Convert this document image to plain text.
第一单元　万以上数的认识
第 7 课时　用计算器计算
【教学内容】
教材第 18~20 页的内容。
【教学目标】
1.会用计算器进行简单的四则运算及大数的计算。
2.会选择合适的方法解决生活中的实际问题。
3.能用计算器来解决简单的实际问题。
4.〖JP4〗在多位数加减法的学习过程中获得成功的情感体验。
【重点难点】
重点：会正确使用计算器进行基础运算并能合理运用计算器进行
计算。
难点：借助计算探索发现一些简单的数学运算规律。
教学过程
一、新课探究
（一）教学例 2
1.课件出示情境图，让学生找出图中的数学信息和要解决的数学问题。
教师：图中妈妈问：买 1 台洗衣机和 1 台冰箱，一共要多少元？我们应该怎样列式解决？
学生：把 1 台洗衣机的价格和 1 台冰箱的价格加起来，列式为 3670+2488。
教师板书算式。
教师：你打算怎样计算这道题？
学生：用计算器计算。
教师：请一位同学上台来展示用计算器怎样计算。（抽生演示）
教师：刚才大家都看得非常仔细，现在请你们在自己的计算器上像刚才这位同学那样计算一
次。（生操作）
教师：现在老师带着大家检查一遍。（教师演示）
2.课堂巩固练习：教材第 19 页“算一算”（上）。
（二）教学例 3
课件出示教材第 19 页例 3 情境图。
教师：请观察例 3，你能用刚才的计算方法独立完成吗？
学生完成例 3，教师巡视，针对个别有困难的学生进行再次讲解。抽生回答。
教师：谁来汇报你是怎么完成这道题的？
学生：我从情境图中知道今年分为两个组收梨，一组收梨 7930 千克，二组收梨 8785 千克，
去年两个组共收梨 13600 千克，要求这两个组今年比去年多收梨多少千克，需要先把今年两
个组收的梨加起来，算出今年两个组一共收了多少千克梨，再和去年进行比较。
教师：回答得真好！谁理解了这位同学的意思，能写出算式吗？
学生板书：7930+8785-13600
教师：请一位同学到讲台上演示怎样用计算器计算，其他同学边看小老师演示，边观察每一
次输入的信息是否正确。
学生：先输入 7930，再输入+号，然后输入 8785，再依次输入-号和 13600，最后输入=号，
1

:::::

_DIRECTION_. Copy out the full set of records precisely, leaving nothing out.

_WORKED ANSWER_.
Convert this document image to plain text.
第一单元　万以上数的认识
第 7 课时　用计算器计算
【教学内容】
教材第 18~20 页的内容。
【教学目标】
1.会用计算器进行简单的四则运算及大数的计算。
2.会选择合适的方法解决生活中的实际问题。
3.能用计算器来解决简单的实际问题。
4.〖JP4〗在多位数加减法的学习过程中获得成功的情感体验。
【重点难点】
重点：会正确使用计算器进行基础运算并能合理运用计算器进行
计算。
难点：借助计算探索发现一些简单的数学运算规律。
教学过程
一、新课探究
（一）教学例 2
1.课件出示情境图，让学生找出图中的数学信息和要解决的数学问题。
教师：图中妈妈问：买 1 台洗衣机和 1 台冰箱，一共要多少元？我们应该怎样列式解决？
学生：把 1 台洗衣机的价格和 1 台冰箱的价格加起来，列式为 3670+2488。
教师板书算式。
教师：你打算怎样计算这道题？
学生：用计算器计算。
教师：请一位同学上台来展示用计算器怎样计算。（抽生演示）
教师：刚才大家都看得非常仔细，现在请你们在自己的计算器上像刚才这位同学那样计算一
次。（生操作）
教师：现在老师带着大家检查一遍。（教师演示）
2.课堂巩固练习：教材第 19 页“算一算”（上）。
（二）教学例 3
课件出示教材第 19 页例 3 情境图。
教师：请观察例 3，你能用刚才的计算方法独立完成吗？
学生完成例 3，教师巡视，针对个别有困难的学生进行再次讲解。抽生回答。
教师：谁来汇报你是怎么完成这道题的？
学生：我从情境图中知道今年分为两个组收梨，一组收梨 7930 千克，二组收梨 8785 千克，
去年两个组共收梨 13600 千克，要求这两个组今年比去年多收梨多少千克，需要先把今年两
个组收的梨加起来，算出今年两个组一共收了多少千克梨，再和去年进行比较。
教师：回答得真好！谁理解了这位同学的意思，能写出算式吗？
学生板书：7930+8785-13600
教师：请一位同学到讲台上演示怎样用计算器计算，其他同学边看小老师演示，边观察每一
次输入的信息是否正确。
学生：先输入 7930，再输入+号，然后输入 8785，再依次输入-号和 13600，最后输入=号，
1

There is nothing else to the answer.